* start Provided information *

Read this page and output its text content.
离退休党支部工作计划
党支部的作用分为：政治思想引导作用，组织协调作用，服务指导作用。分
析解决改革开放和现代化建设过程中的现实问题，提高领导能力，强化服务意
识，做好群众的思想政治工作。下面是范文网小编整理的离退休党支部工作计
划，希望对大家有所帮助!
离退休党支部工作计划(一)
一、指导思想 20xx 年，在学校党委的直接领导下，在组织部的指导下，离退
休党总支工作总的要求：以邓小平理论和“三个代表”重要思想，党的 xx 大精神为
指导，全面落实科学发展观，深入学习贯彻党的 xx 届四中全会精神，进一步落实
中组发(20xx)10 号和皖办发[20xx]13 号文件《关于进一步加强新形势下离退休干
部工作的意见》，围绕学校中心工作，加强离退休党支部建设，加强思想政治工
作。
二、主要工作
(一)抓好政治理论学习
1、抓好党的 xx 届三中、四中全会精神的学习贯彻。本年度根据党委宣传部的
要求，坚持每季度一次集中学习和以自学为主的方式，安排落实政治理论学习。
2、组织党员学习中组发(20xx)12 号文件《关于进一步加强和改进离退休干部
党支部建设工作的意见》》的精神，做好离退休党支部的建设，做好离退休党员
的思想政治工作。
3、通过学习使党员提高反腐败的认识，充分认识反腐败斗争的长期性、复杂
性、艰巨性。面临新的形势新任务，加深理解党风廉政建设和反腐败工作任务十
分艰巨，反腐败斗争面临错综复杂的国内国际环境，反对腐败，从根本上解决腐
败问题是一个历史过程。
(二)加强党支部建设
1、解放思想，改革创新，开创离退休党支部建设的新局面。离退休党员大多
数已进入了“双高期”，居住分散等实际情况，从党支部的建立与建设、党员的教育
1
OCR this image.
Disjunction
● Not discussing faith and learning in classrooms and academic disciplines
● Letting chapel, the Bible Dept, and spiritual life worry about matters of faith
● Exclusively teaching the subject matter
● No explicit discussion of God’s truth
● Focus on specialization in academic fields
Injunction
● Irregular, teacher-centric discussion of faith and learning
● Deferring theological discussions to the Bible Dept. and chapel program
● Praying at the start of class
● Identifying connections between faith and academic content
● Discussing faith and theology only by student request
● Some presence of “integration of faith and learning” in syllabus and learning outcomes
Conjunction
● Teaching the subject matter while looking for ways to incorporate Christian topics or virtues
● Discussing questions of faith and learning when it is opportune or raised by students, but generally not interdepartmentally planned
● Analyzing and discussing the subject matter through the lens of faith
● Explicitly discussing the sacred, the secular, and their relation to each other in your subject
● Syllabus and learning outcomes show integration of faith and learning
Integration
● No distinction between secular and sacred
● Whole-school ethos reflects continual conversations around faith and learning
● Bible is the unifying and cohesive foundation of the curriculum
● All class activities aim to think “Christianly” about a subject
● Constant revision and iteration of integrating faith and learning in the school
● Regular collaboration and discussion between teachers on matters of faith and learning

* end Provided information *

## The task
Could you quote the material above in full, exactly as it stands?

## Exercise response
Read this page and output its text content.
离退休党支部工作计划
党支部的作用分为：政治思想引导作用，组织协调作用，服务指导作用。分
析解决改革开放和现代化建设过程中的现实问题，提高领导能力，强化服务意
识，做好群众的思想政治工作。下面是范文网小编整理的离退休党支部工作计
划，希望对大家有所帮助!
离退休党支部工作计划(一)
一、指导思想 20xx 年，在学校党委的直接领导下，在组织部的指导下，离退
休党总支工作总的要求：以邓小平理论和“三个代表”重要思想，党的 xx 大精神为
指导，全面落实科学发展观，深入学习贯彻党的 xx 届四中全会精神，进一步落实
中组发(20xx)10 号和皖办发[20xx]13 号文件《关于进一步加强新形势下离退休干
部工作的意见》，围绕学校中心工作，加强离退休党支部建设，加强思想政治工
作。
二、主要工作
(一)抓好政治理论学习
1、抓好党的 xx 届三中、四中全会精神的学习贯彻。本年度根据党委宣传部的
要求，坚持每季度一次集中学习和以自学为主的方式，安排落实政治理论学习。
2、组织党员学习中组发(20xx)12 号文件《关于进一步加强和改进离退休干部
党支部建设工作的意见》》的精神，做好离退休党支部的建设，做好离退休党员
的思想政治工作。
3、通过学习使党员提高反腐败的认识，充分认识反腐败斗争的长期性、复杂
性、艰巨性。面临新的形势新任务，加深理解党风廉政建设和反腐败工作任务十
分艰巨，反腐败斗争面临错综复杂的国内国际环境，反对腐败，从根本上解决腐
败问题是一个历史过程。
(二)加强党支部建设
1、解放思想，改革创新，开创离退休党支部建设的新局面。离退休党员大多
数已进入了“双高期”，居住分散等实际情况，从党支部的建立与建设、党员的教育
1
OCR this image.
Disjunction
● Not discussing faith and learning in classrooms and academic disciplines
● Letting chapel, the Bible Dept, and spiritual life worry about matters of faith
● Exclusively teaching the subject matter
● No explicit discussion of God’s truth
● Focus on specialization in academic fields
Injunction
● Irregular, teacher-centric discussion of faith and learning
● Deferring theological discussions to the Bible Dept. and chapel program
● Praying at the start of class
● Identifying connections between faith and academic content
● Discussing faith and theology only by student request
● Some presence of “integration of faith and learning” in syllabus and learning outcomes
Conjunction
● Teaching the subject matter while looking for ways to incorporate Christian topics or virtues
● Discussing questions of faith and learning when it is opportune or raised by students, but generally not interdepartmentally planned
● Analyzing and discussing the subject matter through the lens of faith
● Explicitly discussing the sacred, the secular, and their relation to each other in your subject
● Syllabus and learning outcomes show integration of faith and learning
Integration
● No distinction between secular and sacred
● Whole-school ethos reflects continual conversations around faith and learning
● Bible is the unifying and cohesive foundation of the curriculum
● All class activities aim to think “Christianly” about a subject
● Constant revision and iteration of integrating faith and learning in the school
● Regular collaboration and discussion between teachers on matters of faith and learning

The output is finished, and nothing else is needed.